> [Data for this exercise]:
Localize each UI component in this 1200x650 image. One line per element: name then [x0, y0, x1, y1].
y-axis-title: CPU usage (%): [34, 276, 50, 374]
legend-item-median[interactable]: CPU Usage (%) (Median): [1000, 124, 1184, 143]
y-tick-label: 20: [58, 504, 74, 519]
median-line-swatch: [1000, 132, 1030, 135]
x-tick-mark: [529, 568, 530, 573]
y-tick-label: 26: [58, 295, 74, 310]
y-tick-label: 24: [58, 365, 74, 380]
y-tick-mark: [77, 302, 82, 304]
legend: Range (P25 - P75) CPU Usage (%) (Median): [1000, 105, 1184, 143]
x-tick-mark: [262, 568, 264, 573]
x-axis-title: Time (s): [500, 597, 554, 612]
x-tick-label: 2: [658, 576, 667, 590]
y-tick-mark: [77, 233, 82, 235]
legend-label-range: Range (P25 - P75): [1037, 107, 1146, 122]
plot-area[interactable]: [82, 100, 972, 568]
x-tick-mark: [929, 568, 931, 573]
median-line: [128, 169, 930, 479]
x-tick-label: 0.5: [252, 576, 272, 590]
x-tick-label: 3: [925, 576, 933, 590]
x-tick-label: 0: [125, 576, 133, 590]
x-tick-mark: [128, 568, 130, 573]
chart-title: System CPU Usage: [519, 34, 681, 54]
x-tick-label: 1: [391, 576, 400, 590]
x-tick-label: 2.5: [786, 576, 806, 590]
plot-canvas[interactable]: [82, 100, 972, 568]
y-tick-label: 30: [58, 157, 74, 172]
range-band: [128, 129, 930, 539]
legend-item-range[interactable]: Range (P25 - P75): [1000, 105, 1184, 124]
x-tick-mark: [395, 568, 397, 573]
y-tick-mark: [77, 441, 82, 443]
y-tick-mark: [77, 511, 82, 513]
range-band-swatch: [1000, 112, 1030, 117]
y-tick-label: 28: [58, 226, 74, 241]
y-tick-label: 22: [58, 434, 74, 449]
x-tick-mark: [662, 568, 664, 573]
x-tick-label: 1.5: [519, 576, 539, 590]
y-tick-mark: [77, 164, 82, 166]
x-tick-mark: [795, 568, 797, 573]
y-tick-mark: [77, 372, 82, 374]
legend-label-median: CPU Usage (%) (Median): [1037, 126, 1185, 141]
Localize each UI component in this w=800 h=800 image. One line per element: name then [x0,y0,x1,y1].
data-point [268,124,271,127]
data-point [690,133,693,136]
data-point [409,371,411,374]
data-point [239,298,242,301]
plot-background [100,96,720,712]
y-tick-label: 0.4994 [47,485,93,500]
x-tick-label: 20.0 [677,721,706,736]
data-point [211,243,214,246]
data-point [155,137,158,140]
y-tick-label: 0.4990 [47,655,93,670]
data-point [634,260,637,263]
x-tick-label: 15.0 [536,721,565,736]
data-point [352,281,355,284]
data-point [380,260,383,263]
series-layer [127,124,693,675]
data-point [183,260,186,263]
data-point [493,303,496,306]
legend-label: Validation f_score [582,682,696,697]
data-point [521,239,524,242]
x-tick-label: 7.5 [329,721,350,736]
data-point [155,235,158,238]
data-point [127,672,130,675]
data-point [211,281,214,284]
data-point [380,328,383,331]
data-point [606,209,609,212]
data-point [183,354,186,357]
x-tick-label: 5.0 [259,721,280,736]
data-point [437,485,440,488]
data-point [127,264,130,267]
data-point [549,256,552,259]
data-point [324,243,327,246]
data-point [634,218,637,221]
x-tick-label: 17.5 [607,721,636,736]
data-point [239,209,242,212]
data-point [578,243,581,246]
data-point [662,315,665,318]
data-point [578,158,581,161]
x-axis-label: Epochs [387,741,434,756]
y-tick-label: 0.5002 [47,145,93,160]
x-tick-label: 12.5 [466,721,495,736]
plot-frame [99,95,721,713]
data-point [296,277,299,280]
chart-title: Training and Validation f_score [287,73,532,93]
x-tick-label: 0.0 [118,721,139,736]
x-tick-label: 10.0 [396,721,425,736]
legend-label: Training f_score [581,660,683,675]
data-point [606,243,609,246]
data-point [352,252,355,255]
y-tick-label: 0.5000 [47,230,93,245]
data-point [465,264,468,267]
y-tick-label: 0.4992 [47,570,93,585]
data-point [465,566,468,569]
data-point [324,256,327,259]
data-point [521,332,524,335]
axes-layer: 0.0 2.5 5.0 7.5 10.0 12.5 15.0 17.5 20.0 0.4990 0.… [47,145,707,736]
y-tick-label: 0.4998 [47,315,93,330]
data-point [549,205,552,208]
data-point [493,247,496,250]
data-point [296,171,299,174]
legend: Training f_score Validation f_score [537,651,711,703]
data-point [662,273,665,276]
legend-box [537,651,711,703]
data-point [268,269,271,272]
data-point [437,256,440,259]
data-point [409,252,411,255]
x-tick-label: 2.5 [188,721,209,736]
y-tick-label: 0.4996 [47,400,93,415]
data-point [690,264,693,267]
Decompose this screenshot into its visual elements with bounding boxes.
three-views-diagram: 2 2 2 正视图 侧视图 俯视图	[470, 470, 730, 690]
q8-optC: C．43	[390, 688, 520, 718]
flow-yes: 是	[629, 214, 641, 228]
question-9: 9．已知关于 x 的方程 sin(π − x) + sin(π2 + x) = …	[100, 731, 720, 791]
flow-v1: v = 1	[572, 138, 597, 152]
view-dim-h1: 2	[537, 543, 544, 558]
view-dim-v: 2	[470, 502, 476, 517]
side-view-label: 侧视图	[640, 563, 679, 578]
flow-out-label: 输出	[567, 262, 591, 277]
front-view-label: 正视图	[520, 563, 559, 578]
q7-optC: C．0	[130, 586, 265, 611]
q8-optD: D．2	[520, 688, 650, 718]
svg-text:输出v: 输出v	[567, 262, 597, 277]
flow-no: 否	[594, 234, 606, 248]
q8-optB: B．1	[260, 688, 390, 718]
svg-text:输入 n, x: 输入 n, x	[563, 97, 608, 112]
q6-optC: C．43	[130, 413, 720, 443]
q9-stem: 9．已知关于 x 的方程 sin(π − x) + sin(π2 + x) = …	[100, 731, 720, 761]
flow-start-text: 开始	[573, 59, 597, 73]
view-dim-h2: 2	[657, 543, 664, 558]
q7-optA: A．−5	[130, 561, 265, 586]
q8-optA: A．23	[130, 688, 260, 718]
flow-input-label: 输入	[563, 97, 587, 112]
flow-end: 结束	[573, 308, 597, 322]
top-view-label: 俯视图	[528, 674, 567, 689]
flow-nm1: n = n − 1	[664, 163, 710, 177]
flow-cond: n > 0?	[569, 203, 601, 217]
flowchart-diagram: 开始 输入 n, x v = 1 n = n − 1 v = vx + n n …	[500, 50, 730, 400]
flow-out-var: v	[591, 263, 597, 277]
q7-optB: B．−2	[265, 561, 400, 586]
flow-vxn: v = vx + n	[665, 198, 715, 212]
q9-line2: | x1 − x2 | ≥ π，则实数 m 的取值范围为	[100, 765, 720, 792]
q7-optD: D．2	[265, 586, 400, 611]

> [Written problem]: Reproduce every row above without changing a single character.

> [Expected output]:
Localize each UI component in this 1200x650 image. One line per element: name then [x0, y0, x1, y1].
y-axis-title: CPU usage (%): [34, 276, 50, 374]
legend-item-median[interactable]: CPU Usage (%) (Median): [1000, 124, 1184, 143]
y-tick-label: 20: [58, 504, 74, 519]
median-line-swatch: [1000, 132, 1030, 135]
x-tick-mark: [529, 568, 530, 573]
y-tick-label: 26: [58, 295, 74, 310]
y-tick-label: 24: [58, 365, 74, 380]
y-tick-mark: [77, 302, 82, 304]
legend: Range (P25 - P75) CPU Usage (%) (Median): [1000, 105, 1184, 143]
x-tick-mark: [262, 568, 264, 573]
x-axis-title: Time (s): [500, 597, 554, 612]
x-tick-label: 2: [658, 576, 667, 590]
y-tick-mark: [77, 233, 82, 235]
legend-label-range: Range (P25 - P75): [1037, 107, 1146, 122]
plot-area[interactable]: [82, 100, 972, 568]
x-tick-mark: [929, 568, 931, 573]
median-line: [128, 169, 930, 479]
x-tick-label: 0.5: [252, 576, 272, 590]
x-tick-label: 3: [925, 576, 933, 590]
x-tick-label: 0: [125, 576, 133, 590]
x-tick-mark: [128, 568, 130, 573]
chart-title: System CPU Usage: [519, 34, 681, 54]
x-tick-label: 1: [391, 576, 400, 590]
x-tick-label: 2.5: [786, 576, 806, 590]
plot-canvas[interactable]: [82, 100, 972, 568]
y-tick-label: 30: [58, 157, 74, 172]
range-band: [128, 129, 930, 539]
legend-item-range[interactable]: Range (P25 - P75): [1000, 105, 1184, 124]
x-tick-mark: [395, 568, 397, 573]
y-tick-mark: [77, 441, 82, 443]
y-tick-mark: [77, 511, 82, 513]
range-band-swatch: [1000, 112, 1030, 117]
y-tick-label: 28: [58, 226, 74, 241]
y-tick-label: 22: [58, 434, 74, 449]
x-tick-mark: [662, 568, 664, 573]
x-tick-label: 1.5: [519, 576, 539, 590]
y-tick-mark: [77, 164, 82, 166]
x-tick-mark: [795, 568, 797, 573]
y-tick-mark: [77, 372, 82, 374]
legend-label-median: CPU Usage (%) (Median): [1037, 126, 1185, 141]
Localize each UI component in this w=800 h=800 image. One line per element: name then [x0,y0,x1,y1].
data-point [268,124,271,127]
data-point [690,133,693,136]
data-point [409,371,411,374]
data-point [239,298,242,301]
plot-background [100,96,720,712]
y-tick-label: 0.4994 [47,485,93,500]
x-tick-label: 20.0 [677,721,706,736]
data-point [211,243,214,246]
data-point [155,137,158,140]
y-tick-label: 0.4990 [47,655,93,670]
data-point [634,260,637,263]
x-tick-label: 15.0 [536,721,565,736]
data-point [352,281,355,284]
data-point [380,260,383,263]
series-layer [127,124,693,675]
data-point [183,260,186,263]
data-point [493,303,496,306]
legend-label: Validation f_score [582,682,696,697]
data-point [521,239,524,242]
x-tick-label: 7.5 [329,721,350,736]
data-point [155,235,158,238]
data-point [127,672,130,675]
data-point [211,281,214,284]
data-point [380,328,383,331]
data-point [606,209,609,212]
data-point [183,354,186,357]
x-tick-label: 5.0 [259,721,280,736]
data-point [437,485,440,488]
data-point [127,264,130,267]
data-point [549,256,552,259]
data-point [324,243,327,246]
data-point [634,218,637,221]
x-tick-label: 17.5 [607,721,636,736]
data-point [239,209,242,212]
data-point [578,243,581,246]
data-point [662,315,665,318]
data-point [578,158,581,161]
x-axis-label: Epochs [387,741,434,756]
y-tick-label: 0.5002 [47,145,93,160]
x-tick-label: 12.5 [466,721,495,736]
plot-frame [99,95,721,713]
data-point [296,277,299,280]
chart-title: Training and Validation f_score [287,73,532,93]
x-tick-label: 0.0 [118,721,139,736]
x-tick-label: 10.0 [396,721,425,736]
legend-label: Training f_score [581,660,683,675]
data-point [606,243,609,246]
data-point [352,252,355,255]
y-tick-label: 0.5000 [47,230,93,245]
data-point [465,264,468,267]
y-tick-label: 0.4992 [47,570,93,585]
data-point [465,566,468,569]
data-point [324,256,327,259]
data-point [521,332,524,335]
axes-layer: 0.0 2.5 5.0 7.5 10.0 12.5 15.0 17.5 20.0 0.4990 0.… [47,145,707,736]
y-tick-label: 0.4998 [47,315,93,330]
data-point [549,205,552,208]
data-point [493,247,496,250]
data-point [296,171,299,174]
legend: Training f_score Validation f_score [537,651,711,703]
data-point [662,273,665,276]
legend-box [537,651,711,703]
data-point [268,269,271,272]
data-point [437,256,440,259]
data-point [409,252,411,255]
x-tick-label: 2.5 [188,721,209,736]
y-tick-label: 0.4996 [47,400,93,415]
data-point [690,264,693,267]
Decompose this screenshot into its visual elements with bounding boxes.
three-views-diagram: 2 2 2 正视图 侧视图 俯视图	[470, 470, 730, 690]
q8-optC: C．43	[390, 688, 520, 718]
flow-yes: 是	[629, 214, 641, 228]
question-9: 9．已知关于 x 的方程 sin(π − x) + sin(π2 + x) = …	[100, 731, 720, 791]
flow-v1: v = 1	[572, 138, 597, 152]
view-dim-h1: 2	[537, 543, 544, 558]
view-dim-v: 2	[470, 502, 476, 517]
side-view-label: 侧视图	[640, 563, 679, 578]
flow-out-label: 输出	[567, 262, 591, 277]
front-view-label: 正视图	[520, 563, 559, 578]
q7-optC: C．0	[130, 586, 265, 611]
q8-optD: D．2	[520, 688, 650, 718]
svg-text:输出v: 输出v	[567, 262, 597, 277]
flow-no: 否	[594, 234, 606, 248]
q8-optB: B．1	[260, 688, 390, 718]
svg-text:输入 n, x: 输入 n, x	[563, 97, 608, 112]
q6-optC: C．43	[130, 413, 720, 443]
q9-stem: 9．已知关于 x 的方程 sin(π − x) + sin(π2 + x) = …	[100, 731, 720, 761]
flow-start-text: 开始	[573, 59, 597, 73]
view-dim-h2: 2	[657, 543, 664, 558]
q7-optA: A．−5	[130, 561, 265, 586]
q8-optA: A．23	[130, 688, 260, 718]
flow-input-label: 输入	[563, 97, 587, 112]
flow-end: 结束	[573, 308, 597, 322]
top-view-label: 俯视图	[528, 674, 567, 689]
flow-nm1: n = n − 1	[664, 163, 710, 177]
flow-cond: n > 0?	[569, 203, 601, 217]
flowchart-diagram: 开始 输入 n, x v = 1 n = n − 1 v = vx + n n …	[500, 50, 730, 400]
flow-out-var: v	[591, 263, 597, 277]
q7-optB: B．−2	[265, 561, 400, 586]
flow-vxn: v = vx + n	[665, 198, 715, 212]
q9-line2: | x1 − x2 | ≥ π，则实数 m 的取值范围为	[100, 765, 720, 792]
q7-optD: D．2	[265, 586, 400, 611]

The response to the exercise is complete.